▶ Short exercise: Produce a word-for-word copy of the listing below without its pictures.

Extracted data entries
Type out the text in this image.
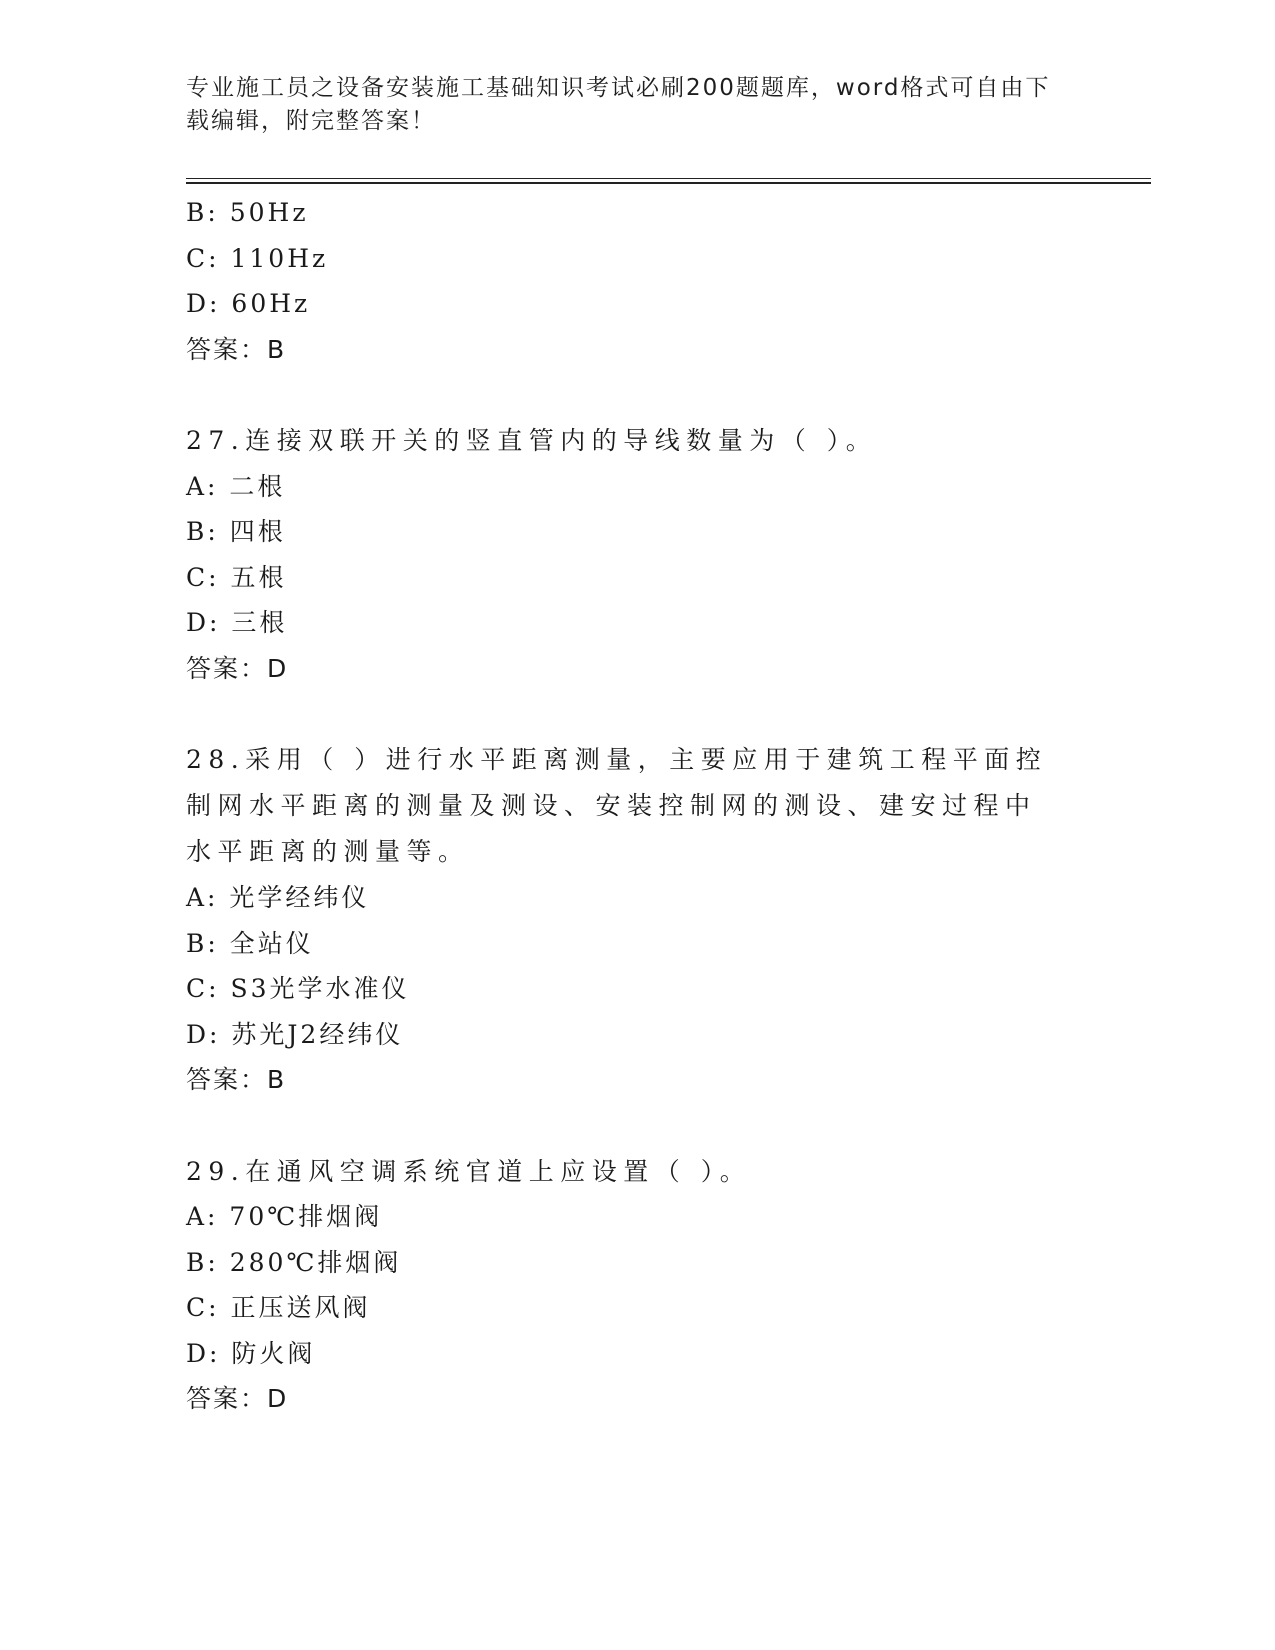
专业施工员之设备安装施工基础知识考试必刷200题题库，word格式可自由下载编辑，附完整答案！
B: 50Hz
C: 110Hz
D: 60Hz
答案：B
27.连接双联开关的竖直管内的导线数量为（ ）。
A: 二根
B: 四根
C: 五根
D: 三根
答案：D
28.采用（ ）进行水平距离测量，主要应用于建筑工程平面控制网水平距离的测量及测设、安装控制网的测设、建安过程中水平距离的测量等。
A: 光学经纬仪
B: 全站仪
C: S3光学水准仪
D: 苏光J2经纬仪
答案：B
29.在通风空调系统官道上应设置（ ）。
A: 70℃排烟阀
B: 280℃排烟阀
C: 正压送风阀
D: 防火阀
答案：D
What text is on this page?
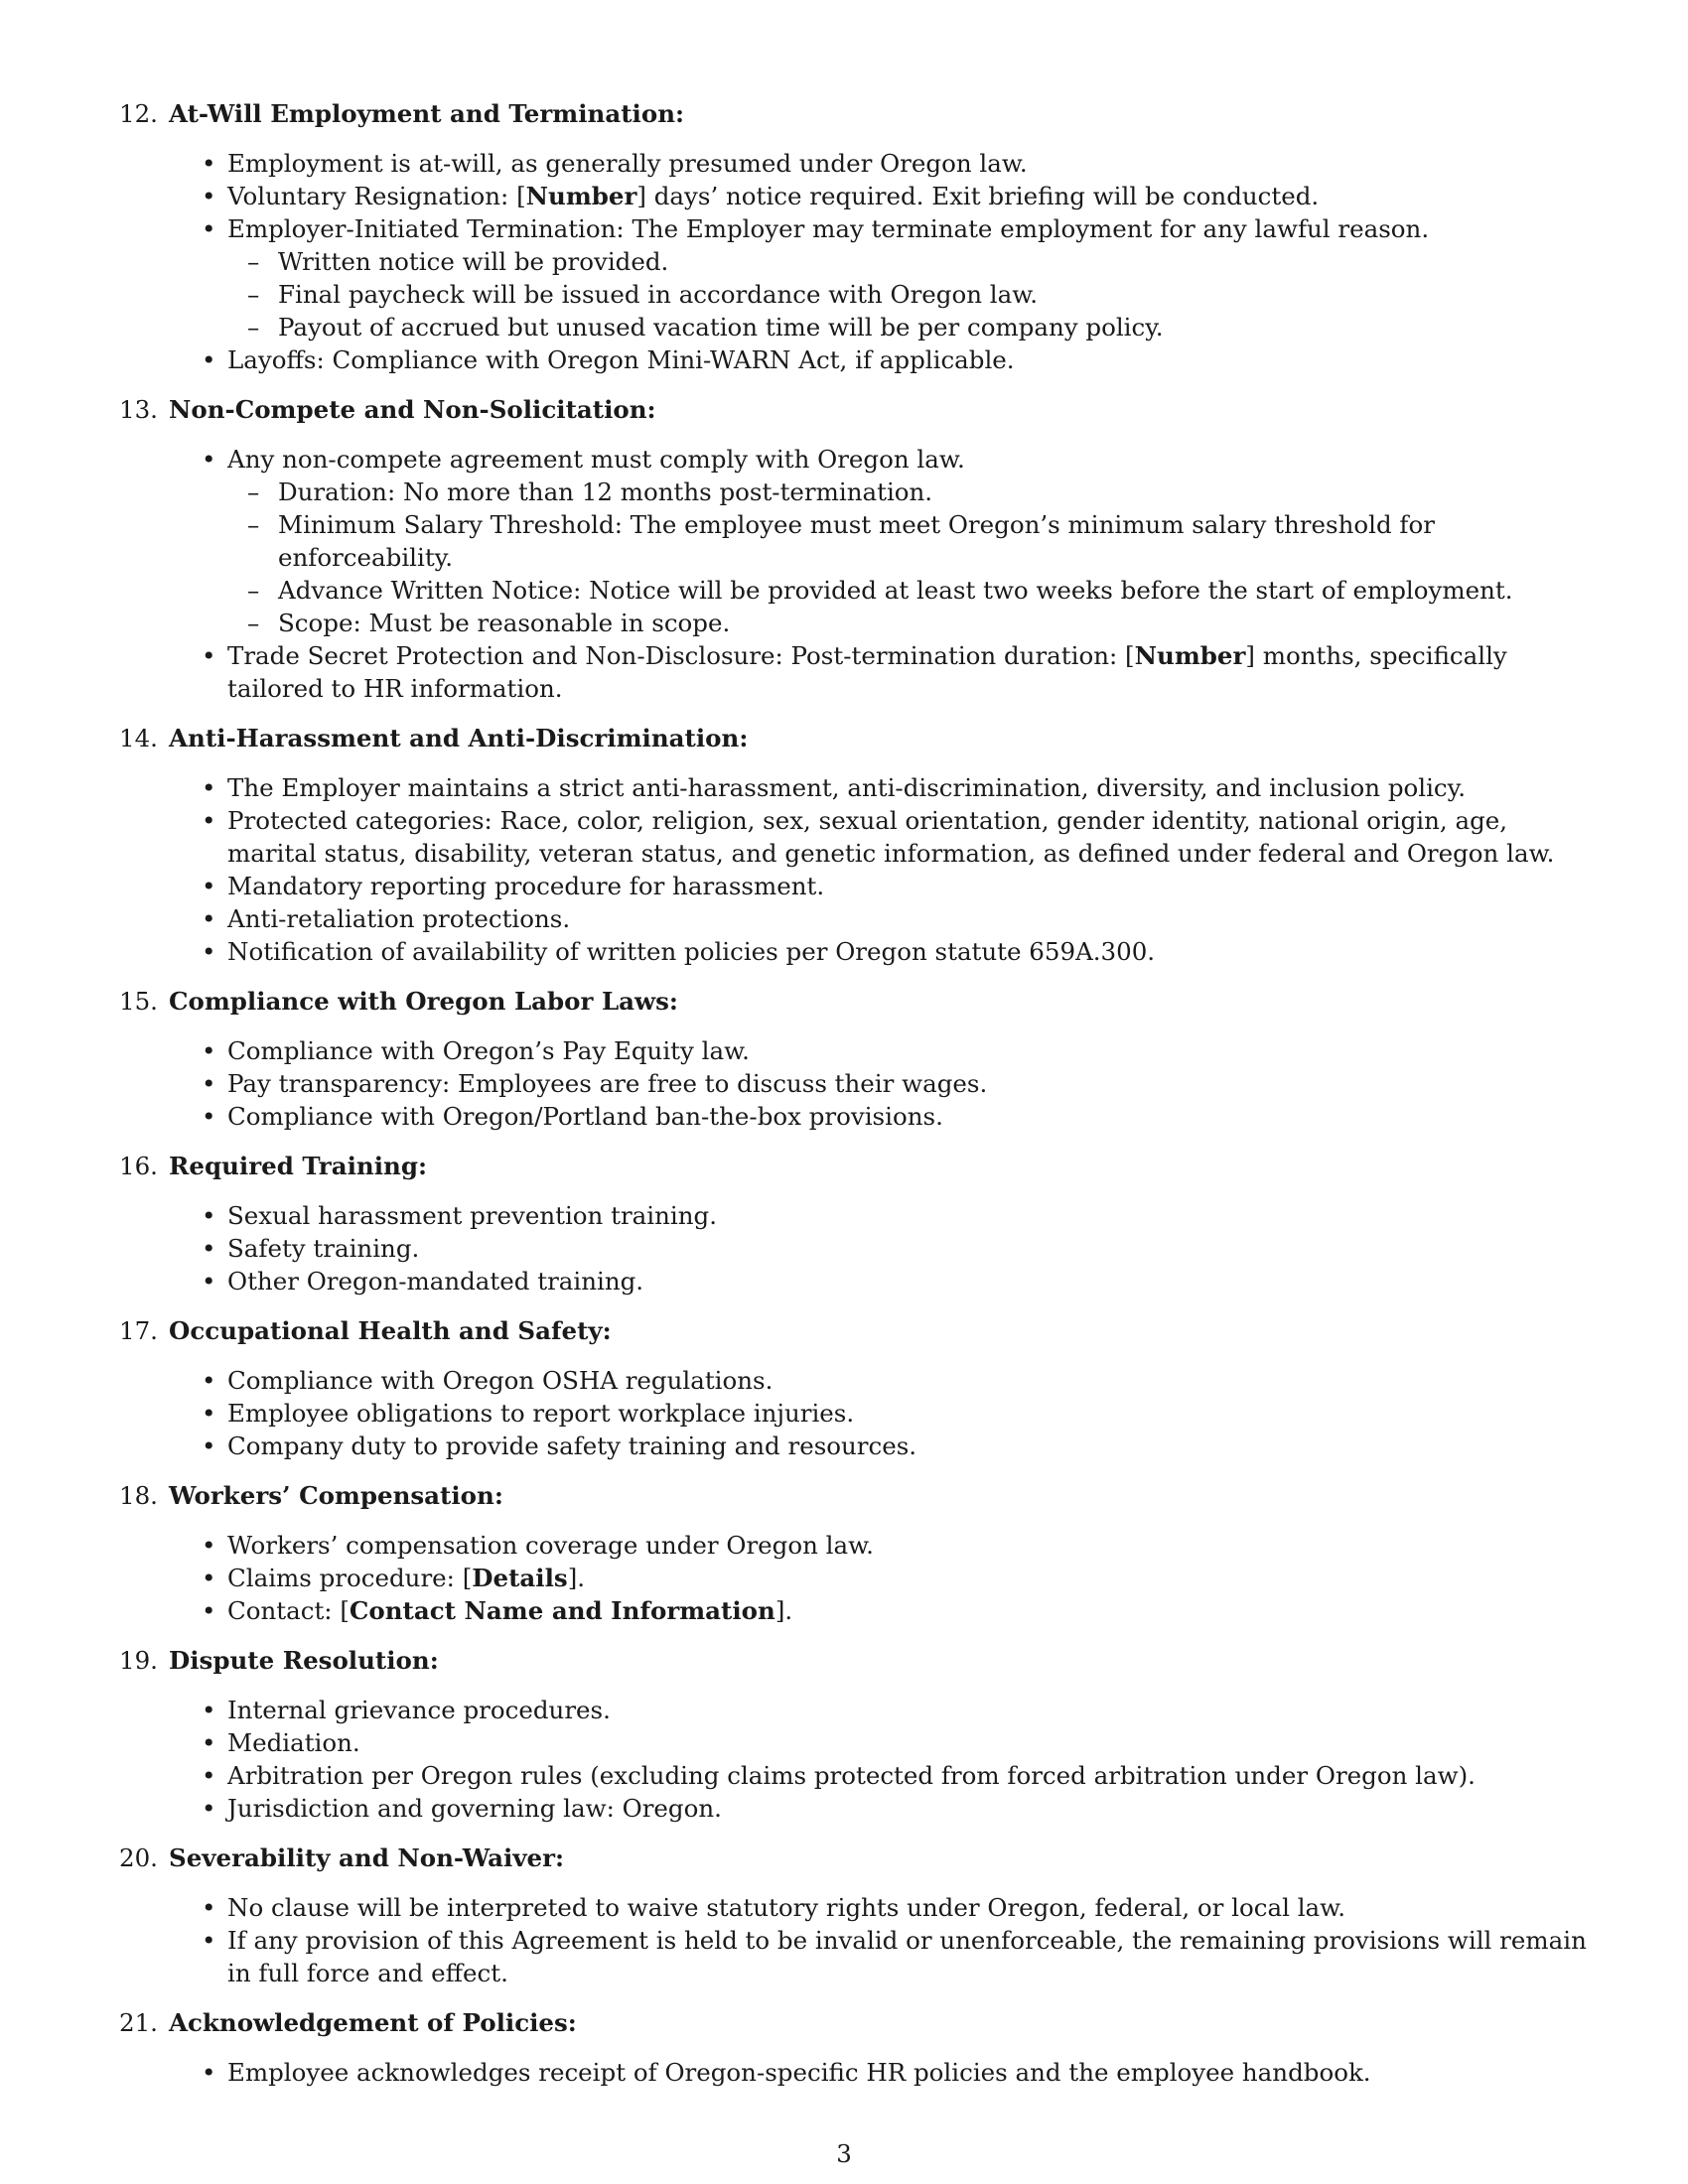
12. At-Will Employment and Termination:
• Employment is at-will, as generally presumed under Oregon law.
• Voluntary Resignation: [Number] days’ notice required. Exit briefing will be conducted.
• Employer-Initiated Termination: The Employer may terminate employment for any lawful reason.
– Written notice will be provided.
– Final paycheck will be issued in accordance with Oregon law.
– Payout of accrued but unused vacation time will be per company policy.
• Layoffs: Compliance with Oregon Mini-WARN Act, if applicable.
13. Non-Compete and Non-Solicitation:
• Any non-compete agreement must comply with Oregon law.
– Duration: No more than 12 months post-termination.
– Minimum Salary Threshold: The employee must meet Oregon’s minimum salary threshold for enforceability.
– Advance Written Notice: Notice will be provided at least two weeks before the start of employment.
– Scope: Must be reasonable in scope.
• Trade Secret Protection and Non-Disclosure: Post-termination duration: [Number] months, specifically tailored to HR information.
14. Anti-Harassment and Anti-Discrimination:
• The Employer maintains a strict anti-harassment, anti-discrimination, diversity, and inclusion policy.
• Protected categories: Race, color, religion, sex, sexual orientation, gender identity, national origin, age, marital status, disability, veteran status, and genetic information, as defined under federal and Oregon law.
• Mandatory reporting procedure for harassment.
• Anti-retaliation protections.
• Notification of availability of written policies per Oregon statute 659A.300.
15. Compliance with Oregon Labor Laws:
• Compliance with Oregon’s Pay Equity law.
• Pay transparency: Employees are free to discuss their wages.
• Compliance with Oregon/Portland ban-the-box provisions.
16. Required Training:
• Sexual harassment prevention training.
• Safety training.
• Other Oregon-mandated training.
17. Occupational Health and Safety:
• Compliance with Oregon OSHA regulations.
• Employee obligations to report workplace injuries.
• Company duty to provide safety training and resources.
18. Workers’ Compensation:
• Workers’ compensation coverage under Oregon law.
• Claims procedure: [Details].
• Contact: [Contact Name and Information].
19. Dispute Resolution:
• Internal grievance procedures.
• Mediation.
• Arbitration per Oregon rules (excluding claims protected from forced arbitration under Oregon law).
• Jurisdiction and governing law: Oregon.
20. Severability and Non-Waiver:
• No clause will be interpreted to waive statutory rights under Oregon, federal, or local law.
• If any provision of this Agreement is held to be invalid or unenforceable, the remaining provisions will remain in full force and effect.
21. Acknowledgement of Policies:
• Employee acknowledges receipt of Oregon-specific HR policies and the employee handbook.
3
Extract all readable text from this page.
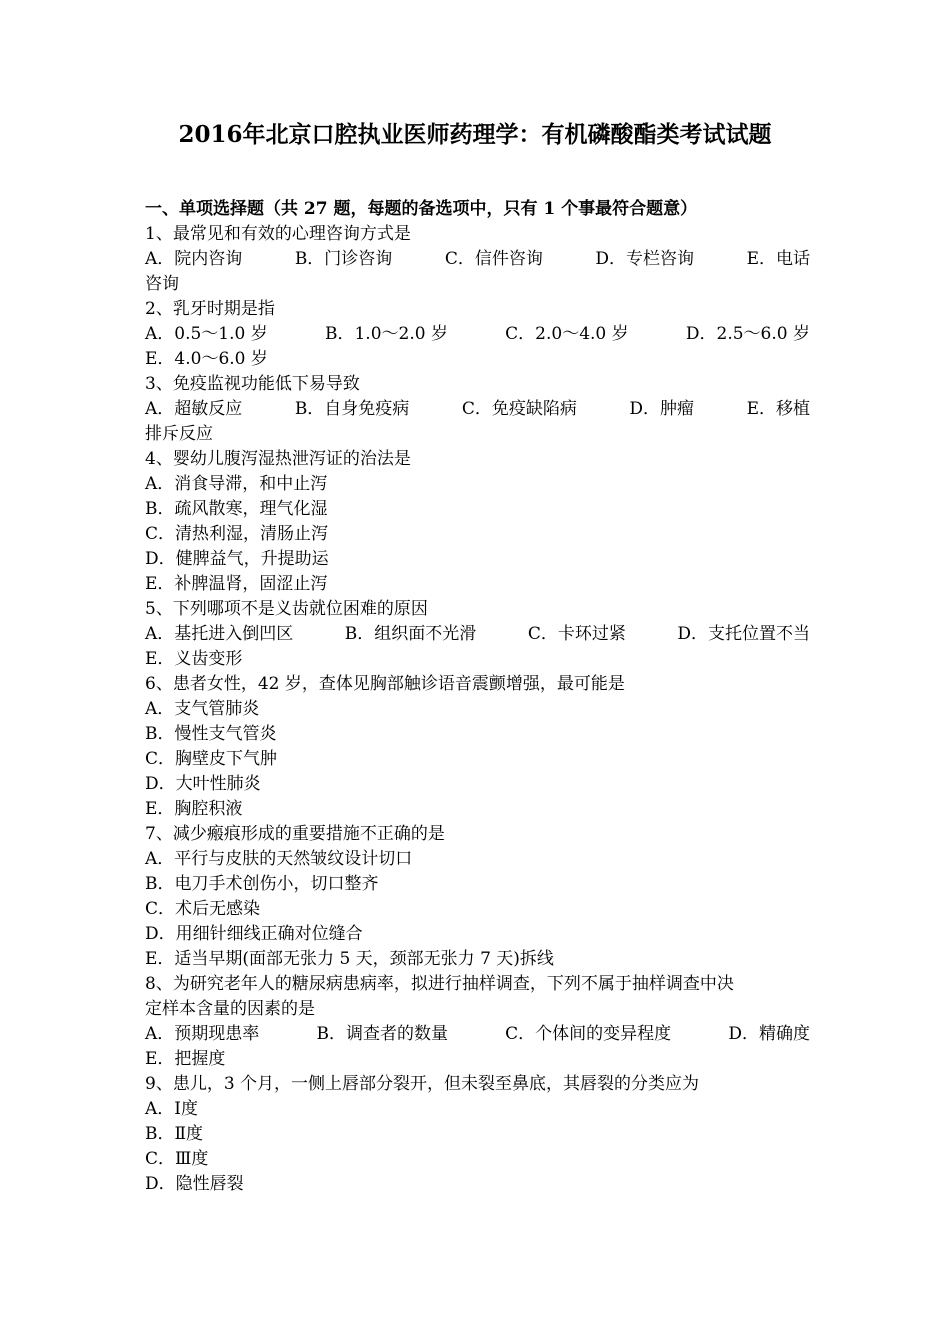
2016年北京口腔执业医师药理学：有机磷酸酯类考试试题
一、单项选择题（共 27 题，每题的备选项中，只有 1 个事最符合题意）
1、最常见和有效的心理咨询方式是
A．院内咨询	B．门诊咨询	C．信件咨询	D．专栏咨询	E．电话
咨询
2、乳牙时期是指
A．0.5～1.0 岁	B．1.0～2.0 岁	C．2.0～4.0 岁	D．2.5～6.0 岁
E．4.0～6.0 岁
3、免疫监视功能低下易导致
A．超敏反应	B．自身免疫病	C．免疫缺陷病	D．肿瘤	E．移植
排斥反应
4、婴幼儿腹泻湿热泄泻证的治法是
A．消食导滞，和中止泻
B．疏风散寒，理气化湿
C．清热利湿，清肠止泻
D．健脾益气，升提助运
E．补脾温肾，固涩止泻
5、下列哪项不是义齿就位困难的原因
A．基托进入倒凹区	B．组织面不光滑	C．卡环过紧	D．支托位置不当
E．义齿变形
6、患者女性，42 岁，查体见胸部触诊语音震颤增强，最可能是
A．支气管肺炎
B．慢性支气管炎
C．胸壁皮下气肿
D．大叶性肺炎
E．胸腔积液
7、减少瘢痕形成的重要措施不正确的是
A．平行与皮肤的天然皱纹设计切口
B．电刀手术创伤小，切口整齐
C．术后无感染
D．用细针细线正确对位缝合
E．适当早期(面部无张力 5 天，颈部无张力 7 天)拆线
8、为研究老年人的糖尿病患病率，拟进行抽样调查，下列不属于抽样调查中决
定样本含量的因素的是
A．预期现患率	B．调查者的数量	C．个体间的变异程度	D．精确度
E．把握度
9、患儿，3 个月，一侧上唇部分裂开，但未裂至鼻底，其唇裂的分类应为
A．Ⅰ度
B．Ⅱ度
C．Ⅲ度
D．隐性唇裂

▶ Expected answer:
Type out the text in this image.
专业施工员之设备安装施工基础知识考试必刷200题题库，word格式可自由下载编辑，附完整答案！
B: 50Hz
C: 110Hz
D: 60Hz
答案：B
27.连接双联开关的竖直管内的导线数量为（ ）。
A: 二根
B: 四根
C: 五根
D: 三根
答案：D
28.采用（ ）进行水平距离测量，主要应用于建筑工程平面控制网水平距离的测量及测设、安装控制网的测设、建安过程中水平距离的测量等。
A: 光学经纬仪
B: 全站仪
C: S3光学水准仪
D: 苏光J2经纬仪
答案：B
29.在通风空调系统官道上应设置（ ）。
A: 70℃排烟阀
B: 280℃排烟阀
C: 正压送风阀
D: 防火阀
答案：D
What text is on this page?
12. At-Will Employment and Termination:
• Employment is at-will, as generally presumed under Oregon law.
• Voluntary Resignation: [Number] days’ notice required. Exit briefing will be conducted.
• Employer-Initiated Termination: The Employer may terminate employment for any lawful reason.
– Written notice will be provided.
– Final paycheck will be issued in accordance with Oregon law.
– Payout of accrued but unused vacation time will be per company policy.
• Layoffs: Compliance with Oregon Mini-WARN Act, if applicable.
13. Non-Compete and Non-Solicitation:
• Any non-compete agreement must comply with Oregon law.
– Duration: No more than 12 months post-termination.
– Minimum Salary Threshold: The employee must meet Oregon’s minimum salary threshold for enforceability.
– Advance Written Notice: Notice will be provided at least two weeks before the start of employment.
– Scope: Must be reasonable in scope.
• Trade Secret Protection and Non-Disclosure: Post-termination duration: [Number] months, specifically tailored to HR information.
14. Anti-Harassment and Anti-Discrimination:
• The Employer maintains a strict anti-harassment, anti-discrimination, diversity, and inclusion policy.
• Protected categories: Race, color, religion, sex, sexual orientation, gender identity, national origin, age, marital status, disability, veteran status, and genetic information, as defined under federal and Oregon law.
• Mandatory reporting procedure for harassment.
• Anti-retaliation protections.
• Notification of availability of written policies per Oregon statute 659A.300.
15. Compliance with Oregon Labor Laws:
• Compliance with Oregon’s Pay Equity law.
• Pay transparency: Employees are free to discuss their wages.
• Compliance with Oregon/Portland ban-the-box provisions.
16. Required Training:
• Sexual harassment prevention training.
• Safety training.
• Other Oregon-mandated training.
17. Occupational Health and Safety:
• Compliance with Oregon OSHA regulations.
• Employee obligations to report workplace injuries.
• Company duty to provide safety training and resources.
18. Workers’ Compensation:
• Workers’ compensation coverage under Oregon law.
• Claims procedure: [Details].
• Contact: [Contact Name and Information].
19. Dispute Resolution:
• Internal grievance procedures.
• Mediation.
• Arbitration per Oregon rules (excluding claims protected from forced arbitration under Oregon law).
• Jurisdiction and governing law: Oregon.
20. Severability and Non-Waiver:
• No clause will be interpreted to waive statutory rights under Oregon, federal, or local law.
• If any provision of this Agreement is held to be invalid or unenforceable, the remaining provisions will remain in full force and effect.
21. Acknowledgement of Policies:
• Employee acknowledges receipt of Oregon-specific HR policies and the employee handbook.
3
Extract all readable text from this page.
2016年北京口腔执业医师药理学：有机磷酸酯类考试试题
一、单项选择题（共 27 题，每题的备选项中，只有 1 个事最符合题意）
1、最常见和有效的心理咨询方式是
A．院内咨询	B．门诊咨询	C．信件咨询	D．专栏咨询	E．电话
咨询
2、乳牙时期是指
A．0.5～1.0 岁	B．1.0～2.0 岁	C．2.0～4.0 岁	D．2.5～6.0 岁
E．4.0～6.0 岁
3、免疫监视功能低下易导致
A．超敏反应	B．自身免疫病	C．免疫缺陷病	D．肿瘤	E．移植
排斥反应
4、婴幼儿腹泻湿热泄泻证的治法是
A．消食导滞，和中止泻
B．疏风散寒，理气化湿
C．清热利湿，清肠止泻
D．健脾益气，升提助运
E．补脾温肾，固涩止泻
5、下列哪项不是义齿就位困难的原因
A．基托进入倒凹区	B．组织面不光滑	C．卡环过紧	D．支托位置不当
E．义齿变形
6、患者女性，42 岁，查体见胸部触诊语音震颤增强，最可能是
A．支气管肺炎
B．慢性支气管炎
C．胸壁皮下气肿
D．大叶性肺炎
E．胸腔积液
7、减少瘢痕形成的重要措施不正确的是
A．平行与皮肤的天然皱纹设计切口
B．电刀手术创伤小，切口整齐
C．术后无感染
D．用细针细线正确对位缝合
E．适当早期(面部无张力 5 天，颈部无张力 7 天)拆线
8、为研究老年人的糖尿病患病率，拟进行抽样调查，下列不属于抽样调查中决
定样本含量的因素的是
A．预期现患率	B．调查者的数量	C．个体间的变异程度	D．精确度
E．把握度
9、患儿，3 个月，一侧上唇部分裂开，但未裂至鼻底，其唇裂的分类应为
A．Ⅰ度
B．Ⅱ度
C．Ⅲ度
D．隐性唇裂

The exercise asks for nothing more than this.